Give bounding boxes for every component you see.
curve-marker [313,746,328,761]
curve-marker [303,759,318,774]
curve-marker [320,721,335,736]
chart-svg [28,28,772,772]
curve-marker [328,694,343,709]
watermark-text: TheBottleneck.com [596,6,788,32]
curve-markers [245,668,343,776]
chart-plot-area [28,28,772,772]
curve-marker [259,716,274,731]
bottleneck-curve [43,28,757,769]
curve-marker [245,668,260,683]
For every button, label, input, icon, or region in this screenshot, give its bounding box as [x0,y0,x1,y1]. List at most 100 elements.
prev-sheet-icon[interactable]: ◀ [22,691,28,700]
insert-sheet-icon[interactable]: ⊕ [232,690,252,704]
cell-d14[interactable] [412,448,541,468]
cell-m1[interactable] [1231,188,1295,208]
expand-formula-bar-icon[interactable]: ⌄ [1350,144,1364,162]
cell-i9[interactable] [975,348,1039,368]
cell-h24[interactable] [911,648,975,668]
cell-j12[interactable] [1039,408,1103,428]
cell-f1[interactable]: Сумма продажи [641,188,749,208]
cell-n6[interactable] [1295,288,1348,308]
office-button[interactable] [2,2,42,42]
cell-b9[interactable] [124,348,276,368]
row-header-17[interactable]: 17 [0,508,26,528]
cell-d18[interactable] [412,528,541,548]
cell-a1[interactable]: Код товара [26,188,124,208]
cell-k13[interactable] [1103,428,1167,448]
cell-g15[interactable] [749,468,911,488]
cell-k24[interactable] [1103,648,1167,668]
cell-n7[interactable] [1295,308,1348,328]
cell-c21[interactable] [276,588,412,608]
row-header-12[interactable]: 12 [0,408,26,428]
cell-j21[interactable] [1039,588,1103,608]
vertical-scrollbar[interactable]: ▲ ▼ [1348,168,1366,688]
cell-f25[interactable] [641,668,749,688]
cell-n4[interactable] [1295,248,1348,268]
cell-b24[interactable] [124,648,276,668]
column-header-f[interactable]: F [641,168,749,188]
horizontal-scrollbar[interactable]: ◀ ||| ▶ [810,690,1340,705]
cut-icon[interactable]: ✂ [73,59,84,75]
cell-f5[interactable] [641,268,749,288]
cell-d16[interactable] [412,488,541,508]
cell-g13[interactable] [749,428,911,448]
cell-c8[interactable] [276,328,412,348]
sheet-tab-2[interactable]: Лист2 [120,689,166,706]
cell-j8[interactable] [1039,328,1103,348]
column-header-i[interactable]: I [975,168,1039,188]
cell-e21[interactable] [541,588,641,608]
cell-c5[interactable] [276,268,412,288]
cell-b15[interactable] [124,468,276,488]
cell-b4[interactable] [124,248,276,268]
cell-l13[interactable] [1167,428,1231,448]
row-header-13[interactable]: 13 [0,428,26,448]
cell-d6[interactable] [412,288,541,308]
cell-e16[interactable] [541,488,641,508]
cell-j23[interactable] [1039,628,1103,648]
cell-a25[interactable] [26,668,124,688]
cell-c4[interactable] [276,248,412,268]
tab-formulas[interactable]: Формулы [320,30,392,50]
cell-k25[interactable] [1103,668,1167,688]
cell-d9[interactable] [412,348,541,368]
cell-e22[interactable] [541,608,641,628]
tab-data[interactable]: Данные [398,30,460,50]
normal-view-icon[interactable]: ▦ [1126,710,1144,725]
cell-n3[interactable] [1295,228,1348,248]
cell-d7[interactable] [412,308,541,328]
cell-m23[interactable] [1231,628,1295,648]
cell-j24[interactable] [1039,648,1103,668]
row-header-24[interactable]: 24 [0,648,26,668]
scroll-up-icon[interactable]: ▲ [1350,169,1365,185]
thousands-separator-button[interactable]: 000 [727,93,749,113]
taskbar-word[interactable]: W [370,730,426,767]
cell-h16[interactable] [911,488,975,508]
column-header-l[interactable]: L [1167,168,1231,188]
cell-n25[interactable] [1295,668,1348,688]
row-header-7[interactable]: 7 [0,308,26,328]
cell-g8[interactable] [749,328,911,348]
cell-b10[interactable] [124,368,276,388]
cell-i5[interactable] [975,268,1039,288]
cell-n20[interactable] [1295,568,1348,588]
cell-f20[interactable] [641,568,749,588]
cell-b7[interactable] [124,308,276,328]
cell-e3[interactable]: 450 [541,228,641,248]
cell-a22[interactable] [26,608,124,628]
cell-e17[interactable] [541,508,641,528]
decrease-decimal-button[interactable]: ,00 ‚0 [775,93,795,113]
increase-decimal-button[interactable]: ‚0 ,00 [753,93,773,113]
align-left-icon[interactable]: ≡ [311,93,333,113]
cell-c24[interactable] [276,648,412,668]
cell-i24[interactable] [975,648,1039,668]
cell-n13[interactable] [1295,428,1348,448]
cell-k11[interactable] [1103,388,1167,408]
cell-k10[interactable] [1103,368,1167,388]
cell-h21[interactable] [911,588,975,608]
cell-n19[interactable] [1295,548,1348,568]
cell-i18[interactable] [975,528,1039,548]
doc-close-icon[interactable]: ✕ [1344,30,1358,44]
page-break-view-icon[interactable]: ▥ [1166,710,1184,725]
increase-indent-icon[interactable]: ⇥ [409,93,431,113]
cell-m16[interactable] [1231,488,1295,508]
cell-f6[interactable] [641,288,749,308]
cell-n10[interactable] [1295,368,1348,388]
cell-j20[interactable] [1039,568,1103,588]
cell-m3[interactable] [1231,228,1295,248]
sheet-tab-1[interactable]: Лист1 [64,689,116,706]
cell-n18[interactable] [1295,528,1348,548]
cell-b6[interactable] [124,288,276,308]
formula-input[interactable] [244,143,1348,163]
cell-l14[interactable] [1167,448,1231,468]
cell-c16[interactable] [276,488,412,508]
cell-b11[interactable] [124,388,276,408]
______
Reproduisez à l'identique l'ensemble des lignes ci-dessus, sans en omettre ni en modifier aucune.

Give bounding boxes for every component you see.
curve-marker [313,746,328,761]
curve-marker [303,759,318,774]
curve-marker [320,721,335,736]
chart-svg [28,28,772,772]
curve-marker [328,694,343,709]
watermark-text: TheBottleneck.com [596,6,788,32]
curve-markers [245,668,343,776]
chart-plot-area [28,28,772,772]
curve-marker [259,716,274,731]
bottleneck-curve [43,28,757,769]
curve-marker [245,668,260,683]
For every button, label, input, icon, or region in this screenshot, give its bounding box as [x0,y0,x1,y1]. List at most 100 elements.
prev-sheet-icon[interactable]: ◀ [22,691,28,700]
insert-sheet-icon[interactable]: ⊕ [232,690,252,704]
cell-d14[interactable] [412,448,541,468]
cell-m1[interactable] [1231,188,1295,208]
expand-formula-bar-icon[interactable]: ⌄ [1350,144,1364,162]
cell-i9[interactable] [975,348,1039,368]
cell-h24[interactable] [911,648,975,668]
cell-j12[interactable] [1039,408,1103,428]
cell-f1[interactable]: Сумма продажи [641,188,749,208]
cell-n6[interactable] [1295,288,1348,308]
office-button[interactable] [2,2,42,42]
cell-b9[interactable] [124,348,276,368]
row-header-17[interactable]: 17 [0,508,26,528]
cell-d18[interactable] [412,528,541,548]
cell-a1[interactable]: Код товара [26,188,124,208]
cell-k13[interactable] [1103,428,1167,448]
cell-g15[interactable] [749,468,911,488]
cell-k24[interactable] [1103,648,1167,668]
cell-n7[interactable] [1295,308,1348,328]
cell-c21[interactable] [276,588,412,608]
row-header-12[interactable]: 12 [0,408,26,428]
cell-j21[interactable] [1039,588,1103,608]
vertical-scrollbar[interactable]: ▲ ▼ [1348,168,1366,688]
cell-f25[interactable] [641,668,749,688]
cell-n4[interactable] [1295,248,1348,268]
cell-b24[interactable] [124,648,276,668]
column-header-f[interactable]: F [641,168,749,188]
horizontal-scrollbar[interactable]: ◀ ||| ▶ [810,690,1340,705]
cut-icon[interactable]: ✂ [73,59,84,75]
cell-f5[interactable] [641,268,749,288]
cell-d16[interactable] [412,488,541,508]
cell-g13[interactable] [749,428,911,448]
cell-c8[interactable] [276,328,412,348]
sheet-tab-2[interactable]: Лист2 [120,689,166,706]
cell-j8[interactable] [1039,328,1103,348]
column-header-i[interactable]: I [975,168,1039,188]
cell-e21[interactable] [541,588,641,608]
cell-c5[interactable] [276,268,412,288]
cell-b15[interactable] [124,468,276,488]
cell-b4[interactable] [124,248,276,268]
cell-l13[interactable] [1167,428,1231,448]
row-header-13[interactable]: 13 [0,428,26,448]
cell-d6[interactable] [412,288,541,308]
cell-e16[interactable] [541,488,641,508]
cell-j23[interactable] [1039,628,1103,648]
cell-a25[interactable] [26,668,124,688]
cell-c4[interactable] [276,248,412,268]
tab-formulas[interactable]: Формулы [320,30,392,50]
cell-k25[interactable] [1103,668,1167,688]
cell-d9[interactable] [412,348,541,368]
cell-e22[interactable] [541,608,641,628]
tab-data[interactable]: Данные [398,30,460,50]
normal-view-icon[interactable]: ▦ [1126,710,1144,725]
cell-n3[interactable] [1295,228,1348,248]
cell-d7[interactable] [412,308,541,328]
cell-m23[interactable] [1231,628,1295,648]
cell-j24[interactable] [1039,648,1103,668]
row-header-24[interactable]: 24 [0,648,26,668]
scroll-up-icon[interactable]: ▲ [1350,169,1365,185]
thousands-separator-button[interactable]: 000 [727,93,749,113]
taskbar-word[interactable]: W [370,730,426,767]
cell-h16[interactable] [911,488,975,508]
column-header-l[interactable]: L [1167,168,1231,188]
cell-n25[interactable] [1295,668,1348,688]
row-header-7[interactable]: 7 [0,308,26,328]
cell-g8[interactable] [749,328,911,348]
cell-b10[interactable] [124,368,276,388]
cell-i5[interactable] [975,268,1039,288]
cell-n20[interactable] [1295,568,1348,588]
cell-f20[interactable] [641,568,749,588]
cell-b7[interactable] [124,308,276,328]
cell-e3[interactable]: 450 [541,228,641,248]
cell-a22[interactable] [26,608,124,628]
cell-e17[interactable] [541,508,641,528]
decrease-decimal-button[interactable]: ,00 ‚0 [775,93,795,113]
increase-decimal-button[interactable]: ‚0 ,00 [753,93,773,113]
align-left-icon[interactable]: ≡ [311,93,333,113]
cell-c24[interactable] [276,648,412,668]
cell-i24[interactable] [975,648,1039,668]
cell-n13[interactable] [1295,428,1348,448]
cell-k11[interactable] [1103,388,1167,408]
cell-k10[interactable] [1103,368,1167,388]
cell-h21[interactable] [911,588,975,608]
cell-n19[interactable] [1295,548,1348,568]
cell-i18[interactable] [975,528,1039,548]
doc-close-icon[interactable]: ✕ [1344,30,1358,44]
page-break-view-icon[interactable]: ▥ [1166,710,1184,725]
increase-indent-icon[interactable]: ⇥ [409,93,431,113]
cell-m16[interactable] [1231,488,1295,508]
cell-f6[interactable] [641,288,749,308]
cell-n10[interactable] [1295,368,1348,388]
cell-j20[interactable] [1039,568,1103,588]
cell-m3[interactable] [1231,228,1295,248]
sheet-tab-1[interactable]: Лист1 [64,689,116,706]
cell-n18[interactable] [1295,528,1348,548]
cell-b6[interactable] [124,288,276,308]
formula-input[interactable] [244,143,1348,163]
cell-l14[interactable] [1167,448,1231,468]
cell-c16[interactable] [276,488,412,508]
cell-b11[interactable] [124,388,276,408]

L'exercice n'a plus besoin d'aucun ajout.